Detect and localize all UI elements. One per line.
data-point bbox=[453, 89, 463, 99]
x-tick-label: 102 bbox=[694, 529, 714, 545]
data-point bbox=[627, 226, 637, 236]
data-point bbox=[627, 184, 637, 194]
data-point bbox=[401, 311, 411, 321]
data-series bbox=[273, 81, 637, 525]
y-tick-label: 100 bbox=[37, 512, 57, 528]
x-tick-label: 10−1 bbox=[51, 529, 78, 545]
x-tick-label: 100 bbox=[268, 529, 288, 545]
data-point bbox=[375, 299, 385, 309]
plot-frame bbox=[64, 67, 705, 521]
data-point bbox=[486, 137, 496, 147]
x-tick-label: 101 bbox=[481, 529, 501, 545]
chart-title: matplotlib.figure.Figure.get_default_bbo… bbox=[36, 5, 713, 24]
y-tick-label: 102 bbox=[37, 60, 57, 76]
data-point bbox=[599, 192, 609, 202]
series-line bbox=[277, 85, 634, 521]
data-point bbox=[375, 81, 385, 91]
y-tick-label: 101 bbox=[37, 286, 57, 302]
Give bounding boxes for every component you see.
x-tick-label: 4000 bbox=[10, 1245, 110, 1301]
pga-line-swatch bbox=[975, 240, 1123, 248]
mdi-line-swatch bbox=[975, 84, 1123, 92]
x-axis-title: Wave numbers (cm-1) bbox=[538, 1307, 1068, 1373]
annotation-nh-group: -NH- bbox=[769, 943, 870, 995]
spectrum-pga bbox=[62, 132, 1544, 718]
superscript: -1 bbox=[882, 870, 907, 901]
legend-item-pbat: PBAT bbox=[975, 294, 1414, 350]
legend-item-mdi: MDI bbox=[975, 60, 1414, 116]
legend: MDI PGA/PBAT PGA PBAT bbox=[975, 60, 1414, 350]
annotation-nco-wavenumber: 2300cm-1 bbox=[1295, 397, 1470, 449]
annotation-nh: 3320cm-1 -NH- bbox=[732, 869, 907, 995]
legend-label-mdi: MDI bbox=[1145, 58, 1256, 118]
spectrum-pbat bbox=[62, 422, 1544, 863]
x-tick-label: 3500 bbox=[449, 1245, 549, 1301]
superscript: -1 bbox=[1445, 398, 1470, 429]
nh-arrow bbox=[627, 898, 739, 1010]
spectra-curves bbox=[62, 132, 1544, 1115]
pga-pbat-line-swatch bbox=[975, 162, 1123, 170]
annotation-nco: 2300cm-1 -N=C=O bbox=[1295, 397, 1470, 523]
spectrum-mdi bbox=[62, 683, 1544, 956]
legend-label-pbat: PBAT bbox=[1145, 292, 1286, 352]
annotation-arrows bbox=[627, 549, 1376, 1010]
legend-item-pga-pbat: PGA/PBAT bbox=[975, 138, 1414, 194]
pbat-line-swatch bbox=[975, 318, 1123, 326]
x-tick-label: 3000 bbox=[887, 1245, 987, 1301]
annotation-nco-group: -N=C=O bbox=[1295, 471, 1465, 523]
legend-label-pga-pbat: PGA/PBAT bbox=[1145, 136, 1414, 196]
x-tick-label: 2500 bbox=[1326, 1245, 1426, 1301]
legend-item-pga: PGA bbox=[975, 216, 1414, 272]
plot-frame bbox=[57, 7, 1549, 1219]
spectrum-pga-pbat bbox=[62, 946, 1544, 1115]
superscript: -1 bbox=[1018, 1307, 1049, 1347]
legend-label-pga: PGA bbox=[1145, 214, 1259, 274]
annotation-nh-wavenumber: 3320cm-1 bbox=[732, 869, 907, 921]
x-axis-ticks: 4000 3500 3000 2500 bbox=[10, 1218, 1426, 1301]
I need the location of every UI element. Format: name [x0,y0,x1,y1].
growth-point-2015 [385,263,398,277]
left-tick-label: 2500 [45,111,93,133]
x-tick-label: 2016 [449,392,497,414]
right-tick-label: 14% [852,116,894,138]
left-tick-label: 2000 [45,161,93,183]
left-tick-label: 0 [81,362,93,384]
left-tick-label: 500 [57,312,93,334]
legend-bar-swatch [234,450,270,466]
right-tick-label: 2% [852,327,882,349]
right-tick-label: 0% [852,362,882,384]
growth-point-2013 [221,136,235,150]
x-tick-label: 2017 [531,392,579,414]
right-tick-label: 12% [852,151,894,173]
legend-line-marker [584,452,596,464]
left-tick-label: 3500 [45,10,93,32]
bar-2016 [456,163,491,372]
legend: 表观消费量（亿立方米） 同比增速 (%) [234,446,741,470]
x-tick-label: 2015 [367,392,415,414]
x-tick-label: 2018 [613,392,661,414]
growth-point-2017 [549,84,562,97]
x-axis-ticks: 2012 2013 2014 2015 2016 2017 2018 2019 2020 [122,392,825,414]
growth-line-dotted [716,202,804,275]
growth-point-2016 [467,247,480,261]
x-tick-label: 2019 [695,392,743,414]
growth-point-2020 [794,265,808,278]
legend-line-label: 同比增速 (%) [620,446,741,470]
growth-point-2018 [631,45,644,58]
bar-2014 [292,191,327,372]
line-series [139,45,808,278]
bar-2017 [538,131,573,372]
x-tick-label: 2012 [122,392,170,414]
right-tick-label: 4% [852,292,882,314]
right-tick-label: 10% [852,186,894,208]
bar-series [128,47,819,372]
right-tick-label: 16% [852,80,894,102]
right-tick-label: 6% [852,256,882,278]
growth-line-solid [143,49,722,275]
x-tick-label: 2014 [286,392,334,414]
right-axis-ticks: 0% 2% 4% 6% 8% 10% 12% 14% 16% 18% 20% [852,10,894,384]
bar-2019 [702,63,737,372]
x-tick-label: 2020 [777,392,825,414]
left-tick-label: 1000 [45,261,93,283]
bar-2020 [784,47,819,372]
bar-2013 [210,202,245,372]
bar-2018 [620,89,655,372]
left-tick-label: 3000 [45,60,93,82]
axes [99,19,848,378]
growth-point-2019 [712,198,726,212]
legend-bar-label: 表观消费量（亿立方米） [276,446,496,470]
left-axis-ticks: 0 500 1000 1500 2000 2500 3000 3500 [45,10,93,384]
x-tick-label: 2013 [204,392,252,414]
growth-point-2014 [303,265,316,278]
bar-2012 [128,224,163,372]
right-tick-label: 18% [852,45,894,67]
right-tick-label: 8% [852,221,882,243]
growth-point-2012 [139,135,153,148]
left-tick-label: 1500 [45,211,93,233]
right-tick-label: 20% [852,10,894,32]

- _WHAT IS REQUIRED_: Recast every line in the rows above as a Markdown table with two columns, No. and Text: number each line in order under No. and put the line itself under Text, omitting blank lines.

- _OUTPUT FOR THIS TASK_:
| No. | Text |
|---|---|
| 1 | Detect and localize all UI elements. One per line. |
| 2 | data-point bbox=[453, 89, 463, 99] |
| 3 | x-tick-label: 102 bbox=[694, 529, 714, 545] |
| 4 | data-point bbox=[627, 226, 637, 236] |
| 5 | data-point bbox=[627, 184, 637, 194] |
| 6 | data-point bbox=[401, 311, 411, 321] |
| 7 | data-series bbox=[273, 81, 637, 525] |
| 8 | y-tick-label: 100 bbox=[37, 512, 57, 528] |
| 9 | x-tick-label: 10−1 bbox=[51, 529, 78, 545] |
| 10 | x-tick-label: 100 bbox=[268, 529, 288, 545] |
| 11 | data-point bbox=[375, 299, 385, 309] |
| 12 | plot-frame bbox=[64, 67, 705, 521] |
| 13 | data-point bbox=[486, 137, 496, 147] |
| 14 | x-tick-label: 101 bbox=[481, 529, 501, 545] |
| 15 | chart-title: matplotlib.figure.Figure.get_default_bbo… bbox=[36, 5, 713, 24] |
| 16 | y-tick-label: 102 bbox=[37, 60, 57, 76] |
| 17 | data-point bbox=[599, 192, 609, 202] |
| 18 | series-line bbox=[277, 85, 634, 521] |
| 19 | data-point bbox=[375, 81, 385, 91] |
| 20 | y-tick-label: 101 bbox=[37, 286, 57, 302] |
| 21 | Give bounding boxes for every component you see. |
| 22 | x-tick-label: 4000 bbox=[10, 1245, 110, 1301] |
| 23 | pga-line-swatch bbox=[975, 240, 1123, 248] |
| 24 | mdi-line-swatch bbox=[975, 84, 1123, 92] |
| 25 | x-axis-title: Wave numbers (cm-1) bbox=[538, 1307, 1068, 1373] |
| 26 | annotation-nh-group: -NH- bbox=[769, 943, 870, 995] |
| 27 | spectrum-pga bbox=[62, 132, 1544, 718] |
| 28 | superscript: -1 bbox=[882, 870, 907, 901] |
| 29 | legend-item-pbat: PBAT bbox=[975, 294, 1414, 350] |
| 30 | legend-item-mdi: MDI bbox=[975, 60, 1414, 116] |
| 31 | legend: MDI PGA/PBAT PGA PBAT bbox=[975, 60, 1414, 350] |
| 32 | annotation-nco-wavenumber: 2300cm-1 bbox=[1295, 397, 1470, 449] |
| 33 | annotation-nh: 3320cm-1 -NH- bbox=[732, 869, 907, 995] |
| 34 | legend-label-mdi: MDI bbox=[1145, 58, 1256, 118] |
| 35 | spectrum-pbat bbox=[62, 422, 1544, 863] |
| 36 | x-tick-label: 3500 bbox=[449, 1245, 549, 1301] |
| 37 | superscript: -1 bbox=[1445, 398, 1470, 429] |
| 38 | nh-arrow bbox=[627, 898, 739, 1010] |
| 39 | spectra-curves bbox=[62, 132, 1544, 1115] |
| 40 | pga-pbat-line-swatch bbox=[975, 162, 1123, 170] |
| 41 | annotation-nco: 2300cm-1 -N=C=O bbox=[1295, 397, 1470, 523] |
| 42 | spectrum-mdi bbox=[62, 683, 1544, 956] |
| 43 | legend-label-pbat: PBAT bbox=[1145, 292, 1286, 352] |
| 44 | annotation-arrows bbox=[627, 549, 1376, 1010] |
| 45 | legend-item-pga-pbat: PGA/PBAT bbox=[975, 138, 1414, 194] |
| 46 | pbat-line-swatch bbox=[975, 318, 1123, 326] |
| 47 | x-tick-label: 3000 bbox=[887, 1245, 987, 1301] |
| 48 | annotation-nco-group: -N=C=O bbox=[1295, 471, 1465, 523] |
| 49 | legend-label-pga-pbat: PGA/PBAT bbox=[1145, 136, 1414, 196] |
| 50 | x-tick-label: 2500 bbox=[1326, 1245, 1426, 1301] |
| 51 | legend-item-pga: PGA bbox=[975, 216, 1414, 272] |
| 52 | plot-frame bbox=[57, 7, 1549, 1219] |
| 53 | spectrum-pga-pbat bbox=[62, 946, 1544, 1115] |
| 54 | superscript: -1 bbox=[1018, 1307, 1049, 1347] |
| 55 | legend-label-pga: PGA bbox=[1145, 214, 1259, 274] |
| 56 | annotation-nh-wavenumber: 3320cm-1 bbox=[732, 869, 907, 921] |
| 57 | x-axis-ticks: 4000 3500 3000 2500 bbox=[10, 1218, 1426, 1301] |
| 58 | I need the location of every UI element. Format: name [x0,y0,x1,y1]. |
| 59 | growth-point-2015 [385,263,398,277] |
| 60 | left-tick-label: 2500 [45,111,93,133] |
| 61 | x-tick-label: 2016 [449,392,497,414] |
| 62 | right-tick-label: 14% [852,116,894,138] |
| 63 | left-tick-label: 2000 [45,161,93,183] |
| 64 | left-tick-label: 0 [81,362,93,384] |
| 65 | left-tick-label: 500 [57,312,93,334] |
| 66 | legend-bar-swatch [234,450,270,466] |
| 67 | right-tick-label: 2% [852,327,882,349] |
| 68 | right-tick-label: 0% [852,362,882,384] |
| 69 | growth-point-2013 [221,136,235,150] |
| 70 | x-tick-label: 2017 [531,392,579,414] |
| 71 | right-tick-label: 12% [852,151,894,173] |
| 72 | legend-line-marker [584,452,596,464] |
| 73 | left-tick-label: 3500 [45,10,93,32] |
| 74 | bar-2016 [456,163,491,372] |
| 75 | legend: 表观消费量（亿立方米） 同比增速 (%) [234,446,741,470] |
| 76 | x-tick-label: 2015 [367,392,415,414] |
| 77 | x-tick-label: 2018 [613,392,661,414] |
| 78 | growth-point-2017 [549,84,562,97] |
| 79 | x-axis-ticks: 2012 2013 2014 2015 2016 2017 2018 2019 2020 [122,392,825,414] |
| 80 | growth-line-dotted [716,202,804,275] |
| 81 | growth-point-2016 [467,247,480,261] |
| 82 | x-tick-label: 2019 [695,392,743,414] |
| 83 | growth-point-2020 [794,265,808,278] |
| 84 | legend-line-label: 同比增速 (%) [620,446,741,470] |
| 85 | growth-point-2018 [631,45,644,58] |
| 86 | bar-2014 [292,191,327,372] |
| 87 | line-series [139,45,808,278] |
| 88 | bar-2017 [538,131,573,372] |
| 89 | x-tick-label: 2012 [122,392,170,414] |
| 90 | right-tick-label: 4% [852,292,882,314] |
| 91 | right-tick-label: 10% [852,186,894,208] |
| 92 | bar-series [128,47,819,372] |
| 93 | right-tick-label: 16% [852,80,894,102] |
| 94 | right-tick-label: 6% [852,256,882,278] |
| 95 | growth-line-solid [143,49,722,275] |
| 96 | x-tick-label: 2014 [286,392,334,414] |
| 97 | right-axis-ticks: 0% 2% 4% 6% 8% 10% 12% 14% 16% 18% 20% [852,10,894,384] |
| 98 | bar-2019 [702,63,737,372] |
| 99 | x-tick-label: 2020 [777,392,825,414] |
| 100 | left-tick-label: 1000 [45,261,93,283] |
| 101 | bar-2020 [784,47,819,372] |
| 102 | bar-2013 [210,202,245,372] |
| 103 | bar-2018 [620,89,655,372] |
| 104 | left-tick-label: 3000 [45,60,93,82] |
| 105 | axes [99,19,848,378] |
| 106 | growth-point-2019 [712,198,726,212] |
| 107 | legend-bar-label: 表观消费量（亿立方米） [276,446,496,470] |
| 108 | left-axis-ticks: 0 500 1000 1500 2000 2500 3000 3500 [45,10,93,384] |
| 109 | x-tick-label: 2013 [204,392,252,414] |
| 110 | growth-point-2014 [303,265,316,278] |
| 111 | bar-2012 [128,224,163,372] |
| 112 | right-tick-label: 18% [852,45,894,67] |
| 113 | right-tick-label: 8% [852,221,882,243] |
| 114 | growth-point-2012 [139,135,153,148] |
| 115 | left-tick-label: 1500 [45,211,93,233] |
| 116 | right-tick-label: 20% [852,10,894,32] |